Monday, February 21, 2011

Detour Grill and Bar

2855 Seckman Rd
Imperial, MO
The Place:
A little tricky to get to from our house, Angel’s beloved TomTom led us by it’s estimation of best route, though there must be a less complicated way to get there.
Detour is locally owned and operated by three guys that grew up in the vicinity. This is their first establishment together and one of the area’s newer grills.
It’s located in a new strip mall amidst a few thousand suburbanites. Imperial covers a lot of territory, this particular piece is on the edge of reasonable commutability. Parts of Imperial are rather remote, rural. This chunk is just a little closer to Metro St. Louis and popular amongst commuters. Houses are newer and pricier here.
There were several cars in the lot. None of the neighboring units of the shopping center had occupants yet, so the cars were for patrons of Detour.
Definitely a newer place, everything was clean, modern and relatively unscuffed. The bar was crowded and noisy. There was sports on the various TV screens and 80’s and 90’s music pouring from the sound system. The group at the bar was raucous, some had apparently been quaffing for most of the afternoon. Unlike the jeans and overalls that populated Hillbilly’s last week, the patrons here were more upscale, and older. Not OLD, just more mature, retirees and near retirees, dressed in suburban casual khakis and polo shirts.
The dedicated dining area was to one side, barely isolated form the imbibers. This area too was new, modern, sleek. The carpet was dark though colorless, the walls pale, lined at the bottom half by rather cheap looking wood paneling and at the ceiling an orange* and black diagonal stripe theme representing the colors of warning signs at road construction areas… Detour, get it?
We were seated at one of the booths, black on black. We were handed menus and left alone for a few minutes. The menu was smaller and less populated than at Hillbilly’s but there was still quite a variety. We were waited upon, asked for our drinks, tea, tea and Pepsi, and at the same time asked if we knew what we wanted to eat. We said yes and gave the order. The young lady just looked at us and nodded, not writing a bit of it down. This made me nervous since I know how lousy my memory handles short term lists…meaning not well at all. She seemed confident though, and to her credit got it all correct.
The Food:
Angel and I ordered the 12 oz. NY Strip Steak, salad and baked potato. I ordered my steak a bit pinker than Angel’s because I’m a man. Adam asked for the nine inch meat lover’s pizza. Nothing but meat, four or five kinds from at least two or three different kinds of animal. So there vegans, vegetarians, wiccans, etc. We eat meat and we are not at all ashamed of it. Go ahead and suck on your tasteless, vile soggy piles of kale and tofu… we’ll take the dead animals and plenty of them thank you!
The tea was tasteless, which is one step below unremarkable. No effort at all.
Our salads were delivered along with a hot roll and a small condiment packet of ‘whipped spread’; it didn’t even pretend to be butter. The rolls were very good, the whipped spread melted right into it. Angel didn’t partake of the spread, Adam sat and played with the spare condiment packet as we dug into our salads.

§ **Short exercise 1**:
In the restaurant review, who owns and operates Detour?
§ **Short exercise 2**:
Reproduce the restaurant review's wording between "It’s located in" and "and pricier here.", inclusive.
The records were taken from a different source.

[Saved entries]

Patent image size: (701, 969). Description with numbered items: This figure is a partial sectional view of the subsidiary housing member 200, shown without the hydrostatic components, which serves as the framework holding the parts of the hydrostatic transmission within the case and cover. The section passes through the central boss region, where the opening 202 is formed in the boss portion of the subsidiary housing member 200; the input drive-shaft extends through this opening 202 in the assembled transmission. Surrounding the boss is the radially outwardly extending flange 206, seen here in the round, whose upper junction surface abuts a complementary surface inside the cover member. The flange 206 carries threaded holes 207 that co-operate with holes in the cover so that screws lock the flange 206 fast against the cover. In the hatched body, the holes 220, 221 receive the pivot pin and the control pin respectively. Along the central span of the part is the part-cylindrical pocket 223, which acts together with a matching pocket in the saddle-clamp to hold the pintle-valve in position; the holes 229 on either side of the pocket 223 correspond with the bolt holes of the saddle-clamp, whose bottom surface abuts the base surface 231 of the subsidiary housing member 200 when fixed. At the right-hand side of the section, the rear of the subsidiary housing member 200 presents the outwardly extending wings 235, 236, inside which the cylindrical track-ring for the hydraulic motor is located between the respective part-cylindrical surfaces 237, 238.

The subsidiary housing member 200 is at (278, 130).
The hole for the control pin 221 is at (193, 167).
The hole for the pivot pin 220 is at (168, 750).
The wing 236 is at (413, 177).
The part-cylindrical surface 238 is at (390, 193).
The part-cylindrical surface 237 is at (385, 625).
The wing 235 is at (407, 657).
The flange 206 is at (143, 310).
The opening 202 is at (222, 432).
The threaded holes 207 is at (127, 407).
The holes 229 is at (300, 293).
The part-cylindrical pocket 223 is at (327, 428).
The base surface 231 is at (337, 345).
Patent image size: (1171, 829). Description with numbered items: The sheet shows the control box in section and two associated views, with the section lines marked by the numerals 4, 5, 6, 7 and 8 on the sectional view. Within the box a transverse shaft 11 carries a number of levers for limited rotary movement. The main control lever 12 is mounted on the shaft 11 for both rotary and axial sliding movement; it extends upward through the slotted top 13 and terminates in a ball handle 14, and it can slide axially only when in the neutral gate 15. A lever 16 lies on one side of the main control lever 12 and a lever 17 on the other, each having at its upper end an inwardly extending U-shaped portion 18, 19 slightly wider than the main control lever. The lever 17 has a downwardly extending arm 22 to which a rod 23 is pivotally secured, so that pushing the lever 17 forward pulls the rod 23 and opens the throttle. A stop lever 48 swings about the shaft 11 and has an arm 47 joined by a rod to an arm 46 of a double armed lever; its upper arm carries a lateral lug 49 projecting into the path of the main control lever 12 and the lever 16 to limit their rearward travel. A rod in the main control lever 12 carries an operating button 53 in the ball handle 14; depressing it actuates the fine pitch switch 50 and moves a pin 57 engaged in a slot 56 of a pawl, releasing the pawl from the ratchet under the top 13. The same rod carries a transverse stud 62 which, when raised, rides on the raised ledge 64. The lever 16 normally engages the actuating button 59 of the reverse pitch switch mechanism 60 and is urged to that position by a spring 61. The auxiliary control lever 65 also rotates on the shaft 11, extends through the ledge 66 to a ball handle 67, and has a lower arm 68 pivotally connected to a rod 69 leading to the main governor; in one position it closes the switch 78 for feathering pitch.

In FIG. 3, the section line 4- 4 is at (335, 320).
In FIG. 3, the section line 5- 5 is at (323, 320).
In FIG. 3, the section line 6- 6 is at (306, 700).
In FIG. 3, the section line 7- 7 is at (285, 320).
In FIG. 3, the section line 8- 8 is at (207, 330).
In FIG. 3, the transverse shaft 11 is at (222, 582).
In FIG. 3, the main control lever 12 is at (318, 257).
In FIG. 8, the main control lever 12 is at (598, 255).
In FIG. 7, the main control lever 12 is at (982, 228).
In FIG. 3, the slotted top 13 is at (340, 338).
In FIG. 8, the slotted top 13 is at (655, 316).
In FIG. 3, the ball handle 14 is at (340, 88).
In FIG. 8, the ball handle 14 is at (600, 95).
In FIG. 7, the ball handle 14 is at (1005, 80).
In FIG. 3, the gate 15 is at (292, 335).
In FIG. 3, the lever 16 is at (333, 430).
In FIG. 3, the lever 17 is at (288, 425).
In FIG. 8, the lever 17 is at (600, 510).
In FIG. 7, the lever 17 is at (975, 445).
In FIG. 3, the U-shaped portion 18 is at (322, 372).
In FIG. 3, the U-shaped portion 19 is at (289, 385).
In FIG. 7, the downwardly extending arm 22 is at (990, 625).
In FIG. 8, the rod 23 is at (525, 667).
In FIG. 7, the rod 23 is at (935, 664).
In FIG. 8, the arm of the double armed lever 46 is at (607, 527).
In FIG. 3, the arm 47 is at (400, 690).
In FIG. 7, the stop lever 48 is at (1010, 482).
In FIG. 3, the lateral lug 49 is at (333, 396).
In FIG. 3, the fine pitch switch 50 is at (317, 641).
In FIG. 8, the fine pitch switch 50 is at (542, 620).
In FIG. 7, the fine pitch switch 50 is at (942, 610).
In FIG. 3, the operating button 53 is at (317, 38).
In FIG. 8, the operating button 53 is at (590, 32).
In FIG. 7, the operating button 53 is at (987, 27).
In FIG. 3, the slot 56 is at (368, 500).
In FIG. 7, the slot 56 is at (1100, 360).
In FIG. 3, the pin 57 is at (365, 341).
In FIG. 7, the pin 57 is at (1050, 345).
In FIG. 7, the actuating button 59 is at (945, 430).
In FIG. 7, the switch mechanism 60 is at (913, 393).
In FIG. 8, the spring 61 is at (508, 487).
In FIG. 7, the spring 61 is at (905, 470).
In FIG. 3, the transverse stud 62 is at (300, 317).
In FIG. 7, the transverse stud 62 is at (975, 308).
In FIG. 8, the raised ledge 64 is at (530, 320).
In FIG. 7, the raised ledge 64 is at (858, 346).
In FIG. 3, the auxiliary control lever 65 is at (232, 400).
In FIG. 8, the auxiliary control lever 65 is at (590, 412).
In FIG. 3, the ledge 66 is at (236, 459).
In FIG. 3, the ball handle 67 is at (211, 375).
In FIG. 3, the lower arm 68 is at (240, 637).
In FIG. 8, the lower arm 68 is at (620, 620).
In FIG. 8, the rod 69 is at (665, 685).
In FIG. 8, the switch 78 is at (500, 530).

§ **Task response 1**:
Three locally based guys who grew up in the vicinity.

§ **Task response 2**:
It’s located in a new strip mall amidst a few thousand suburbanites. Imperial covers a lot of territory, this particular piece is on the edge of reasonable commutability. Parts of Imperial are rather remote, rural. This chunk is just a little closer to Metro St. Louis and popular amongst commuters. Houses are newer and pricier here.